**WHAT IS NEEDED**. Determine the number of lines containing the word "badge", and state that figure alone.

----- STORED RECORDS

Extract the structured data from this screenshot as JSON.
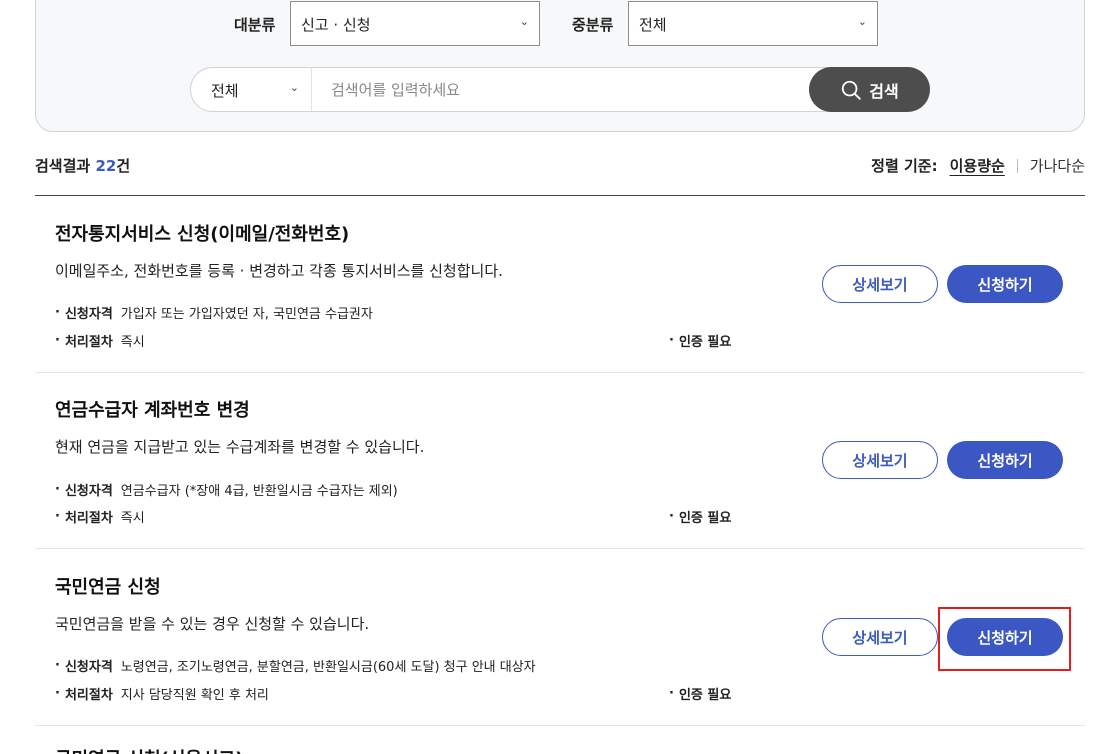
{
  "filters": {
    "category_label": "대분류",
    "category_value": "신고 · 신청",
    "subcategory_label": "중분류",
    "subcategory_value": "전체"
  },
  "search": {
    "scope_value": "전체",
    "placeholder": "검색어를 입력하세요",
    "button_label": "검색"
  },
  "results": {
    "prefix": "검색결과",
    "count": "22",
    "suffix": "건"
  },
  "sort": {
    "label": "정렬 기준:",
    "options": [
      "이용량순",
      "가나다순"
    ],
    "active": "이용량순"
  },
  "buttons": {
    "detail": "상세보기",
    "apply": "신청하기"
  },
  "items": [
    {
      "title": "전자통지서비스 신청(이메일/전화번호)",
      "description": "이메일주소, 전화번호를 등록 · 변경하고 각종 통지서비스를 신청합니다.",
      "eligibility_label": "신청자격",
      "eligibility": "가입자 또는 가입자였던 자, 국민연금 수급권자",
      "process_label": "처리절차",
      "process": "즉시",
      "auth": "인증 필요"
    },
    {
      "title": "연금수급자 계좌번호 변경",
      "description": "현재 연금을 지급받고 있는 수급계좌를 변경할 수 있습니다.",
      "eligibility_label": "신청자격",
      "eligibility": "연금수급자 (*장애 4급, 반환일시금 수급자는 제외)",
      "process_label": "처리절차",
      "process": "즉시",
      "auth": "인증 필요"
    },
    {
      "title": "국민연금 신청",
      "description": "국민연금을 받을 수 있는 경우 신청할 수 있습니다.",
      "eligibility_label": "신청자격",
      "eligibility": "노령연금, 조기노령연금, 분할연금, 반환일시금(60세 도달) 청구 안내 대상자",
      "process_label": "처리절차",
      "process": "지사 담당직원 확인 후 처리",
      "auth": "인증 필요"
    }
  ],
  "partial_item_title": "국민연금 신청(신용시고)"
}
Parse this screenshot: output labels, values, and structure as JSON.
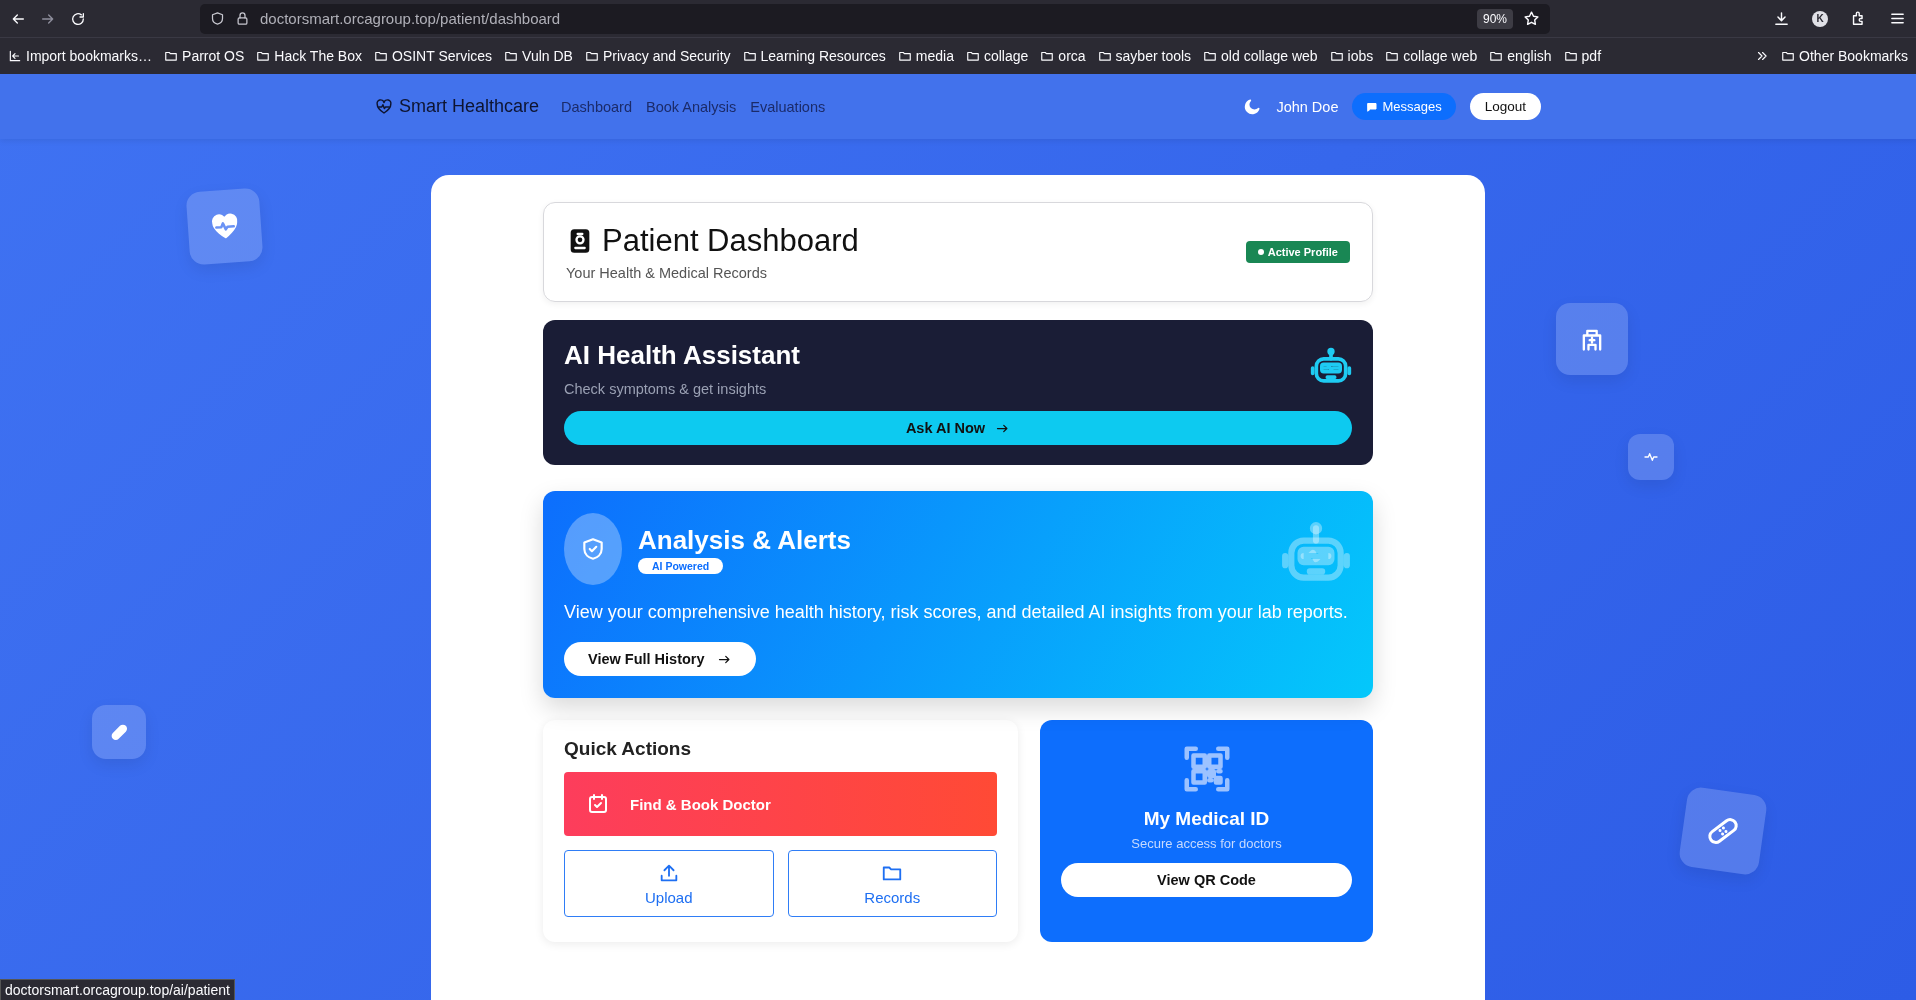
{
  "browser": {
    "url": "doctorsmart.orcagroup.top/patient/dashboard",
    "zoom": "90%",
    "account_initial": "K",
    "bookmarks": [
      {
        "kind": "import",
        "label": "Import bookmarks…"
      },
      {
        "kind": "folder",
        "label": "Parrot OS"
      },
      {
        "kind": "folder",
        "label": "Hack The Box"
      },
      {
        "kind": "folder",
        "label": "OSINT Services"
      },
      {
        "kind": "folder",
        "label": "Vuln DB"
      },
      {
        "kind": "folder",
        "label": "Privacy and Security"
      },
      {
        "kind": "folder",
        "label": "Learning Resources"
      },
      {
        "kind": "folder",
        "label": "media"
      },
      {
        "kind": "folder",
        "label": "collage"
      },
      {
        "kind": "folder",
        "label": "orca"
      },
      {
        "kind": "folder",
        "label": "sayber tools"
      },
      {
        "kind": "folder",
        "label": "old collage web"
      },
      {
        "kind": "folder",
        "label": "iobs"
      },
      {
        "kind": "folder",
        "label": "collage web"
      },
      {
        "kind": "folder",
        "label": "english"
      },
      {
        "kind": "folder",
        "label": "pdf"
      }
    ],
    "other_bookmarks": "Other Bookmarks",
    "status_url": "doctorsmart.orcagroup.top/ai/patient"
  },
  "nav": {
    "brand": "Smart Healthcare",
    "links": [
      "Dashboard",
      "Book Analysis",
      "Evaluations"
    ],
    "user": "John Doe",
    "messages": "Messages",
    "logout": "Logout"
  },
  "header": {
    "title": "Patient Dashboard",
    "subtitle": "Your Health & Medical Records",
    "badge": "Active Profile"
  },
  "assistant": {
    "title": "AI Health Assistant",
    "subtitle": "Check symptoms & get insights",
    "button": "Ask AI Now"
  },
  "analysis": {
    "title": "Analysis & Alerts",
    "badge": "AI Powered",
    "text": "View your comprehensive health history, risk scores, and detailed AI insights from your lab reports.",
    "button": "View Full History"
  },
  "quick_actions": {
    "title": "Quick Actions",
    "primary": "Find & Book Doctor",
    "actions": [
      {
        "kind": "upload",
        "label": "Upload"
      },
      {
        "kind": "records",
        "label": "Records"
      }
    ]
  },
  "medical_id": {
    "title": "My Medical ID",
    "subtitle": "Secure access for doctors",
    "button": "View QR Code"
  }
}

----------

**FINISHED ANSWER**. 2